Problem to work on:
Repeat, exactly and completely, the entries shown underneath.

Dataset records:
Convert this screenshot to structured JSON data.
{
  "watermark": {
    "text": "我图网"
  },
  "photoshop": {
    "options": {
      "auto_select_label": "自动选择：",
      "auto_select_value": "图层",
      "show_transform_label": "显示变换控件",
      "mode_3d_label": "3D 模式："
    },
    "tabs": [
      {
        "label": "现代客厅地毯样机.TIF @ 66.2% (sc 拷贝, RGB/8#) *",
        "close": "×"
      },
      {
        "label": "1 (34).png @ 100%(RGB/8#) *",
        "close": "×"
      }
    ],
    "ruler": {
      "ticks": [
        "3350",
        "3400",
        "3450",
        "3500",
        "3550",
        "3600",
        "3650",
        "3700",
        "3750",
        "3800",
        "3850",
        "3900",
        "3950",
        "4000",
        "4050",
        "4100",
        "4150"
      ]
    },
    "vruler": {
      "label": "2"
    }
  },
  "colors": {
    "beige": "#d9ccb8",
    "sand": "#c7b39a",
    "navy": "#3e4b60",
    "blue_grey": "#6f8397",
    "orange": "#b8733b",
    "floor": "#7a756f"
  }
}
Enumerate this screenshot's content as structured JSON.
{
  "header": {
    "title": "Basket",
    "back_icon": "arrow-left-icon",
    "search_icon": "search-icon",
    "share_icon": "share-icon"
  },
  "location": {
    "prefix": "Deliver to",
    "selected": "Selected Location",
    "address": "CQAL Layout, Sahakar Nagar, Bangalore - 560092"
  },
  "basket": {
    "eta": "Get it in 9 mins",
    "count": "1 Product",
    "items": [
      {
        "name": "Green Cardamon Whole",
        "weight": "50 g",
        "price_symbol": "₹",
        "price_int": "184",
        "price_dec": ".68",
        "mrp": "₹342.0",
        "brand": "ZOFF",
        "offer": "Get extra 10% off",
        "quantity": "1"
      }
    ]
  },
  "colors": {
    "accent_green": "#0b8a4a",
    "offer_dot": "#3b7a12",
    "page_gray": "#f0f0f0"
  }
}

In response:
Convert this screenshot to structured JSON data.
{
  "watermark": {
    "text": "我图网"
  },
  "photoshop": {
    "options": {
      "auto_select_label": "自动选择：",
      "auto_select_value": "图层",
      "show_transform_label": "显示变换控件",
      "mode_3d_label": "3D 模式："
    },
    "tabs": [
      {
        "label": "现代客厅地毯样机.TIF @ 66.2% (sc 拷贝, RGB/8#) *",
        "close": "×"
      },
      {
        "label": "1 (34).png @ 100%(RGB/8#) *",
        "close": "×"
      }
    ],
    "ruler": {
      "ticks": [
        "3350",
        "3400",
        "3450",
        "3500",
        "3550",
        "3600",
        "3650",
        "3700",
        "3750",
        "3800",
        "3850",
        "3900",
        "3950",
        "4000",
        "4050",
        "4100",
        "4150"
      ]
    },
    "vruler": {
      "label": "2"
    }
  },
  "colors": {
    "beige": "#d9ccb8",
    "sand": "#c7b39a",
    "navy": "#3e4b60",
    "blue_grey": "#6f8397",
    "orange": "#b8733b",
    "floor": "#7a756f"
  }
}
Enumerate this screenshot's content as structured JSON.
{
  "header": {
    "title": "Basket",
    "back_icon": "arrow-left-icon",
    "search_icon": "search-icon",
    "share_icon": "share-icon"
  },
  "location": {
    "prefix": "Deliver to",
    "selected": "Selected Location",
    "address": "CQAL Layout, Sahakar Nagar, Bangalore - 560092"
  },
  "basket": {
    "eta": "Get it in 9 mins",
    "count": "1 Product",
    "items": [
      {
        "name": "Green Cardamon Whole",
        "weight": "50 g",
        "price_symbol": "₹",
        "price_int": "184",
        "price_dec": ".68",
        "mrp": "₹342.0",
        "brand": "ZOFF",
        "offer": "Get extra 10% off",
        "quantity": "1"
      }
    ]
  },
  "colors": {
    "accent_green": "#0b8a4a",
    "offer_dot": "#3b7a12",
    "page_gray": "#f0f0f0"
  }
}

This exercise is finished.